§ **Task details**:
Copy every entry below line for line, keeping each character unchanged.

## begin

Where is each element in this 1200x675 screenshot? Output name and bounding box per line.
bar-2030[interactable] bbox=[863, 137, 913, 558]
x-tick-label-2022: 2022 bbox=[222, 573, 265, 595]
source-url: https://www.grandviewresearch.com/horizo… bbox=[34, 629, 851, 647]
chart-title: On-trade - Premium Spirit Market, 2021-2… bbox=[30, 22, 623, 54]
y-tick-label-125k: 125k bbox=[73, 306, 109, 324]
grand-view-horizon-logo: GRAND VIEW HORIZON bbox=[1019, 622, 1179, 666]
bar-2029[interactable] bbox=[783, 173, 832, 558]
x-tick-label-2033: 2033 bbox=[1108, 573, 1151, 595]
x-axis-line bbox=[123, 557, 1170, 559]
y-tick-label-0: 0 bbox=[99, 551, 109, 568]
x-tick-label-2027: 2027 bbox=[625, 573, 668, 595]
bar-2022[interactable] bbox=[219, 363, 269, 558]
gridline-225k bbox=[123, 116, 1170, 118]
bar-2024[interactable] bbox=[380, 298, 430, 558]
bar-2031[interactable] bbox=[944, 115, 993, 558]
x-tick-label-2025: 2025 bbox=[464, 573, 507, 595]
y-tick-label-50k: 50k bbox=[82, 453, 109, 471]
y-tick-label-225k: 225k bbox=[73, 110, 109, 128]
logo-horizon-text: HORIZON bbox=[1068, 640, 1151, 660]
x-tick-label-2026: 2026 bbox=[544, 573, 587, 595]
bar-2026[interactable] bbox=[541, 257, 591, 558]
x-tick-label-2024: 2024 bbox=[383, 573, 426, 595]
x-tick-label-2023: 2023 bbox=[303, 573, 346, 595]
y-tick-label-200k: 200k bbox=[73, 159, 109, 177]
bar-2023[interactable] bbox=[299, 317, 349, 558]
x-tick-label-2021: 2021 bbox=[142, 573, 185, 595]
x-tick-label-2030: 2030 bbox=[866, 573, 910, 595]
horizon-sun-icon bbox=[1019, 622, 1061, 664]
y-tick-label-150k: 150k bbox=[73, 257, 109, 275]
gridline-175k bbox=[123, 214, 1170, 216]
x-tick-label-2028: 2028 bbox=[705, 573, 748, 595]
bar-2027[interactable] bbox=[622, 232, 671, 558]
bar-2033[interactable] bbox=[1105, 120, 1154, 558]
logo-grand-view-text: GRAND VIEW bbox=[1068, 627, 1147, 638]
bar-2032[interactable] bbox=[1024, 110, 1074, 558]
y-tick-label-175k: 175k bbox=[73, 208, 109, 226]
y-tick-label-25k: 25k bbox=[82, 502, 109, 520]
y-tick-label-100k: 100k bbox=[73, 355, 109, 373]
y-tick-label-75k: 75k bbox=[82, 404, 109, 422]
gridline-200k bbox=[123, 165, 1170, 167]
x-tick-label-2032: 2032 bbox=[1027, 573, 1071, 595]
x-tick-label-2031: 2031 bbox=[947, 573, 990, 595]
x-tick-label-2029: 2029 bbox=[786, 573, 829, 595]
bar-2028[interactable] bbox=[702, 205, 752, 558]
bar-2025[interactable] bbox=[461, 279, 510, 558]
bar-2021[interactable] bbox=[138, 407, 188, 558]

## end

§ **Answer for the task**:
Where is each element in this 1200x675 screenshot? Output name and bounding box per line.
bar-2030[interactable] bbox=[863, 137, 913, 558]
x-tick-label-2022: 2022 bbox=[222, 573, 265, 595]
source-url: https://www.grandviewresearch.com/horizo… bbox=[34, 629, 851, 647]
chart-title: On-trade - Premium Spirit Market, 2021-2… bbox=[30, 22, 623, 54]
y-tick-label-125k: 125k bbox=[73, 306, 109, 324]
grand-view-horizon-logo: GRAND VIEW HORIZON bbox=[1019, 622, 1179, 666]
bar-2029[interactable] bbox=[783, 173, 832, 558]
x-tick-label-2033: 2033 bbox=[1108, 573, 1151, 595]
x-axis-line bbox=[123, 557, 1170, 559]
y-tick-label-0: 0 bbox=[99, 551, 109, 568]
x-tick-label-2027: 2027 bbox=[625, 573, 668, 595]
bar-2022[interactable] bbox=[219, 363, 269, 558]
gridline-225k bbox=[123, 116, 1170, 118]
bar-2024[interactable] bbox=[380, 298, 430, 558]
bar-2031[interactable] bbox=[944, 115, 993, 558]
x-tick-label-2025: 2025 bbox=[464, 573, 507, 595]
y-tick-label-50k: 50k bbox=[82, 453, 109, 471]
y-tick-label-225k: 225k bbox=[73, 110, 109, 128]
logo-horizon-text: HORIZON bbox=[1068, 640, 1151, 660]
x-tick-label-2026: 2026 bbox=[544, 573, 587, 595]
bar-2026[interactable] bbox=[541, 257, 591, 558]
x-tick-label-2024: 2024 bbox=[383, 573, 426, 595]
x-tick-label-2023: 2023 bbox=[303, 573, 346, 595]
y-tick-label-200k: 200k bbox=[73, 159, 109, 177]
bar-2023[interactable] bbox=[299, 317, 349, 558]
x-tick-label-2021: 2021 bbox=[142, 573, 185, 595]
x-tick-label-2030: 2030 bbox=[866, 573, 910, 595]
horizon-sun-icon bbox=[1019, 622, 1061, 664]
y-tick-label-150k: 150k bbox=[73, 257, 109, 275]
gridline-175k bbox=[123, 214, 1170, 216]
x-tick-label-2028: 2028 bbox=[705, 573, 748, 595]
bar-2027[interactable] bbox=[622, 232, 671, 558]
bar-2033[interactable] bbox=[1105, 120, 1154, 558]
logo-grand-view-text: GRAND VIEW bbox=[1068, 627, 1147, 638]
bar-2032[interactable] bbox=[1024, 110, 1074, 558]
y-tick-label-175k: 175k bbox=[73, 208, 109, 226]
y-tick-label-25k: 25k bbox=[82, 502, 109, 520]
y-tick-label-100k: 100k bbox=[73, 355, 109, 373]
y-tick-label-75k: 75k bbox=[82, 404, 109, 422]
gridline-200k bbox=[123, 165, 1170, 167]
x-tick-label-2032: 2032 bbox=[1027, 573, 1071, 595]
x-tick-label-2031: 2031 bbox=[947, 573, 990, 595]
x-tick-label-2029: 2029 bbox=[786, 573, 829, 595]
bar-2028[interactable] bbox=[702, 205, 752, 558]
bar-2025[interactable] bbox=[461, 279, 510, 558]
bar-2021[interactable] bbox=[138, 407, 188, 558]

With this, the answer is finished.